TASK DATA:
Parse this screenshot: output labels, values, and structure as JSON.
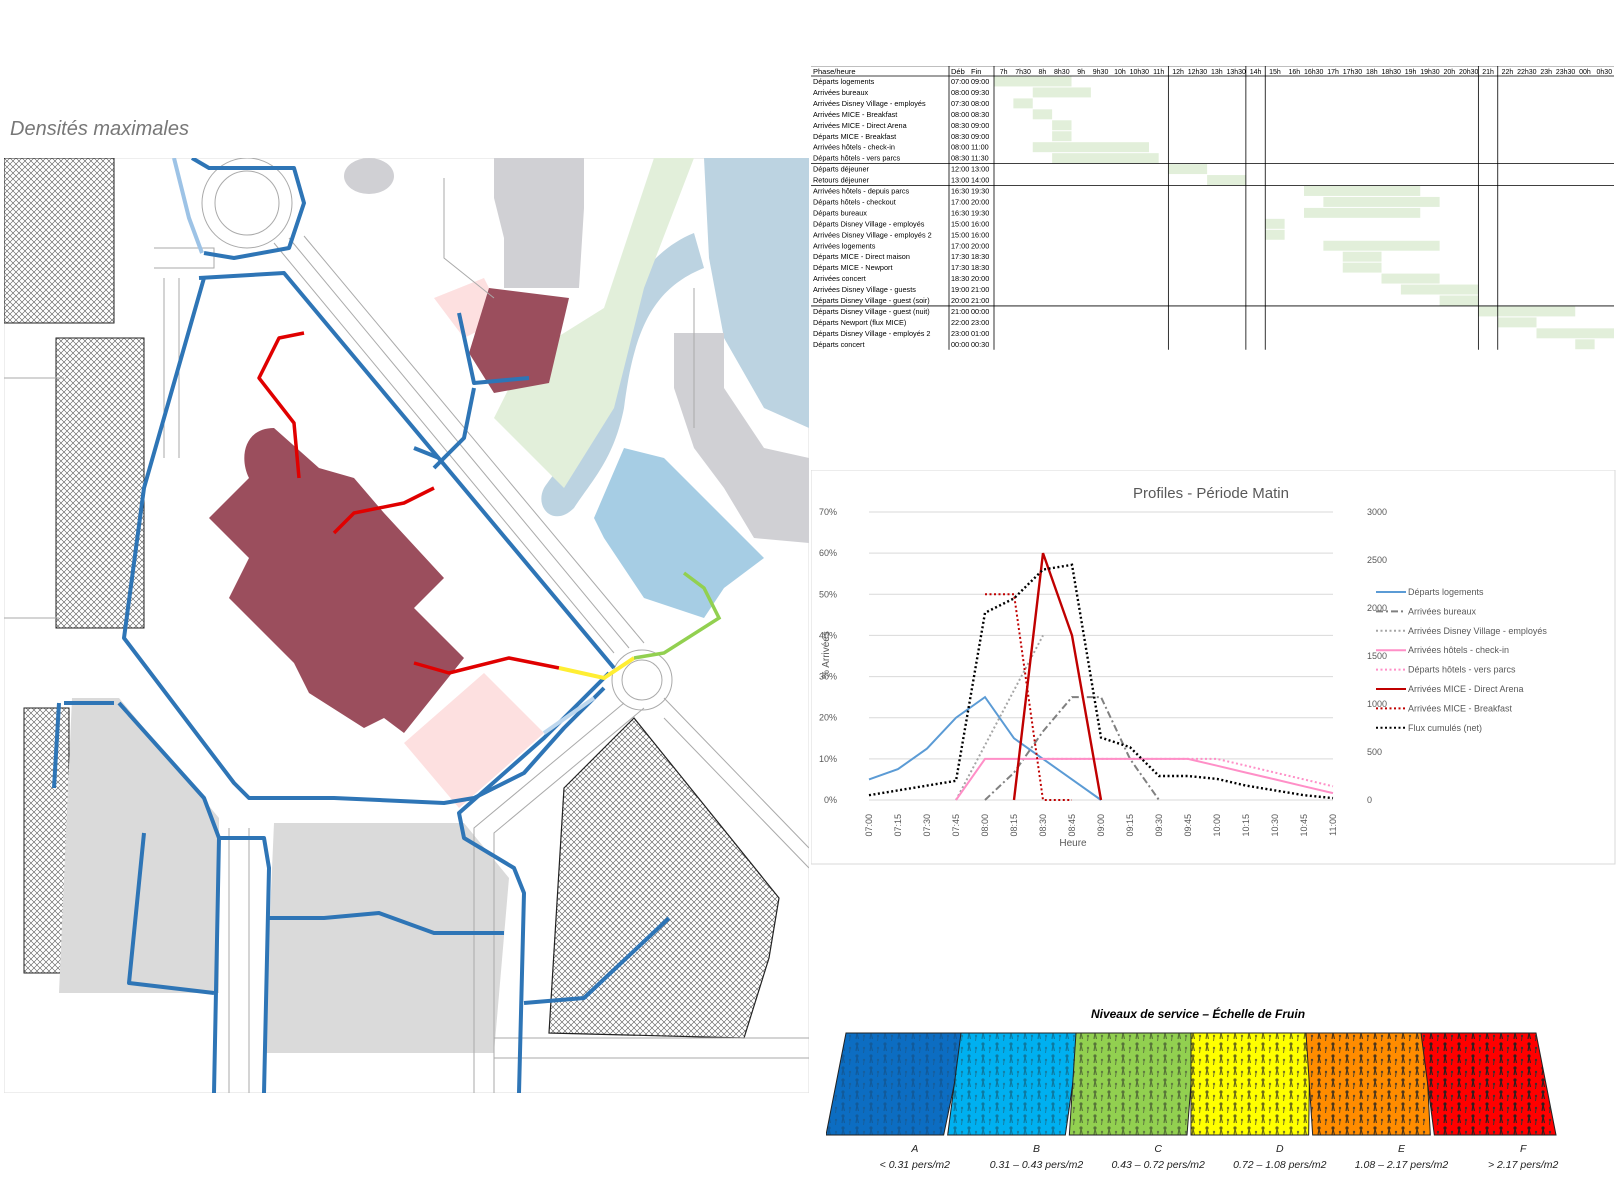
{
  "map": {
    "title": "Densités maximales"
  },
  "schedule": {
    "headers": {
      "phase": "Phase/heure",
      "start": "Déb",
      "end": "Fin",
      "hours": [
        "7h",
        "7h30",
        "8h",
        "8h30",
        "9h",
        "9h30",
        "10h",
        "10h30",
        "11h",
        "12h",
        "12h30",
        "13h",
        "13h30",
        "14h",
        "15h",
        "16h",
        "16h30",
        "17h",
        "17h30",
        "18h",
        "18h30",
        "19h",
        "19h30",
        "20h",
        "20h30",
        "21h",
        "22h",
        "22h30",
        "23h",
        "23h30",
        "00h",
        "0h30"
      ]
    },
    "rows": [
      {
        "phase": "Départs logements",
        "start": "07:00",
        "end": "09:00"
      },
      {
        "phase": "Arrivées bureaux",
        "start": "08:00",
        "end": "09:30"
      },
      {
        "phase": "Arrivées Disney Village - employés",
        "start": "07:30",
        "end": "08:00"
      },
      {
        "phase": "Arrivées MICE - Breakfast",
        "start": "08:00",
        "end": "08:30"
      },
      {
        "phase": "Arrivées MICE - Direct Arena",
        "start": "08:30",
        "end": "09:00"
      },
      {
        "phase": "Départs MICE - Breakfast",
        "start": "08:30",
        "end": "09:00"
      },
      {
        "phase": "Arrivées hôtels - check-in",
        "start": "08:00",
        "end": "11:00"
      },
      {
        "phase": "Départs hôtels - vers parcs",
        "start": "08:30",
        "end": "11:30"
      },
      {
        "phase": "Départs déjeuner",
        "start": "12:00",
        "end": "13:00"
      },
      {
        "phase": "Retours déjeuner",
        "start": "13:00",
        "end": "14:00"
      },
      {
        "phase": "Arrivées hôtels - depuis parcs",
        "start": "16:30",
        "end": "19:30"
      },
      {
        "phase": "Départs hôtels - checkout",
        "start": "17:00",
        "end": "20:00"
      },
      {
        "phase": "Départs bureaux",
        "start": "16:30",
        "end": "19:30"
      },
      {
        "phase": "Départs Disney Village - employés",
        "start": "15:00",
        "end": "16:00"
      },
      {
        "phase": "Arrivées Disney Village - employés 2",
        "start": "15:00",
        "end": "16:00"
      },
      {
        "phase": "Arrivées logements",
        "start": "17:00",
        "end": "20:00"
      },
      {
        "phase": "Départs MICE - Direct maison",
        "start": "17:30",
        "end": "18:30"
      },
      {
        "phase": "Départs MICE - Newport",
        "start": "17:30",
        "end": "18:30"
      },
      {
        "phase": "Arrivées concert",
        "start": "18:30",
        "end": "20:00"
      },
      {
        "phase": "Arrivées Disney Village - guests",
        "start": "19:00",
        "end": "21:00"
      },
      {
        "phase": "Départs Disney Village - guest (soir)",
        "start": "20:00",
        "end": "21:00"
      },
      {
        "phase": "Départs Disney Village - guest (nuit)",
        "start": "21:00",
        "end": "00:00"
      },
      {
        "phase": "Départs Newport (flux MICE)",
        "start": "22:00",
        "end": "23:00"
      },
      {
        "phase": "Départs Disney Village - employés 2",
        "start": "23:00",
        "end": "01:00"
      },
      {
        "phase": "Départs concert",
        "start": "00:00",
        "end": "00:30"
      }
    ],
    "bar_color": "#e2efda"
  },
  "chart_data": {
    "type": "line",
    "title": "Profiles - Période Matin",
    "xlabel": "Heure",
    "ylabel": "% Arrivées",
    "x": [
      "07:00",
      "07:15",
      "07:30",
      "07:45",
      "08:00",
      "08:15",
      "08:30",
      "08:45",
      "09:00",
      "09:15",
      "09:30",
      "09:45",
      "10:00",
      "10:15",
      "10:30",
      "10:45",
      "11:00"
    ],
    "y_ticks": [
      "0%",
      "10%",
      "20%",
      "30%",
      "40%",
      "50%",
      "60%",
      "70%"
    ],
    "y2_ticks": [
      "0",
      "500",
      "1000",
      "1500",
      "2000",
      "2500",
      "3000"
    ],
    "ylim": [
      0,
      0.7
    ],
    "y2lim": [
      0,
      3000
    ],
    "legend_position": "right",
    "series": [
      {
        "name": "Départs logements",
        "axis": "left",
        "color": "#5b9bd5",
        "dash": "solid",
        "values": [
          0.05,
          0.075,
          0.125,
          0.2,
          0.25,
          0.15,
          0.1,
          0.05,
          0,
          null,
          null,
          null,
          null,
          null,
          null,
          null,
          null
        ]
      },
      {
        "name": "Arrivées bureaux",
        "axis": "left",
        "color": "#808080",
        "dash": "dashdot",
        "values": [
          null,
          null,
          null,
          null,
          0.0,
          0.0667,
          0.1667,
          0.25,
          0.25,
          0.1,
          0,
          null,
          null,
          null,
          null,
          null,
          null
        ]
      },
      {
        "name": "Arrivées Disney Village - employés",
        "axis": "left",
        "color": "#a5a5a5",
        "dash": "dotted",
        "values": [
          null,
          null,
          null,
          0,
          0.1333,
          0.2667,
          0.4,
          null,
          null,
          null,
          null,
          null,
          null,
          null,
          null,
          null,
          null
        ]
      },
      {
        "name": "Arrivées hôtels - check-in",
        "axis": "left",
        "color": "#ff8fc7",
        "dash": "solid",
        "values": [
          null,
          null,
          null,
          0,
          0.1,
          0.1,
          0.1,
          0.1,
          0.1,
          0.1,
          0.1,
          0.1,
          0.0833,
          0.0667,
          0.05,
          0.0333,
          0.0167
        ]
      },
      {
        "name": "Départs hôtels - vers parcs",
        "axis": "left",
        "color": "#ff8fc7",
        "dash": "dotted",
        "values": [
          null,
          null,
          null,
          null,
          null,
          null,
          0.1,
          0.1,
          0.1,
          0.1,
          0.1,
          0.1,
          0.1,
          0.0833,
          0.0667,
          0.05,
          0.0333
        ]
      },
      {
        "name": "Arrivées MICE - Direct Arena",
        "axis": "left",
        "color": "#c00000",
        "dash": "solid",
        "values": [
          null,
          null,
          null,
          null,
          null,
          0,
          0.6,
          0.4,
          0,
          null,
          null,
          null,
          null,
          null,
          null,
          null,
          null
        ]
      },
      {
        "name": "Arrivées MICE - Breakfast",
        "axis": "left",
        "color": "#c00000",
        "dash": "dotted",
        "values": [
          null,
          null,
          null,
          null,
          0.5,
          0.5,
          0,
          0,
          null,
          null,
          null,
          null,
          null,
          null,
          null,
          null,
          null
        ]
      },
      {
        "name": "Flux cumulés (net)",
        "axis": "right",
        "color": "#000000",
        "dash": "dotted",
        "values": [
          50,
          100,
          150,
          200,
          1950,
          2100,
          2400,
          2450,
          650,
          550,
          250,
          250,
          220,
          150,
          100,
          50,
          20
        ]
      }
    ]
  },
  "fruin": {
    "title": "Niveaux de service – Échelle de Fruin",
    "levels": [
      {
        "letter": "A",
        "range": "< 0.31 pers/m2",
        "color": "#0c6dc2"
      },
      {
        "letter": "B",
        "range": "0.31 – 0.43 pers/m2",
        "color": "#00b0f0"
      },
      {
        "letter": "C",
        "range": "0.43 – 0.72 pers/m2",
        "color": "#92d050"
      },
      {
        "letter": "D",
        "range": "0.72 – 1.08 pers/m2",
        "color": "#ffff00"
      },
      {
        "letter": "E",
        "range": "1.08 – 2.17 pers/m2",
        "color": "#ff8c00"
      },
      {
        "letter": "F",
        "range": "> 2.17 pers/m2",
        "color": "#ff0000"
      }
    ]
  }
}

OBJECTIVE: Extract every line containing the string "employés" from the data above.

ANSWER:
        "phase": "Arrivées Disney Village - employés",
        "phase": "Départs Disney Village - employés",
        "phase": "Arrivées Disney Village - employés 2",
        "phase": "Départs Disney Village - employés 2",
        "name": "Arrivées Disney Village - employés",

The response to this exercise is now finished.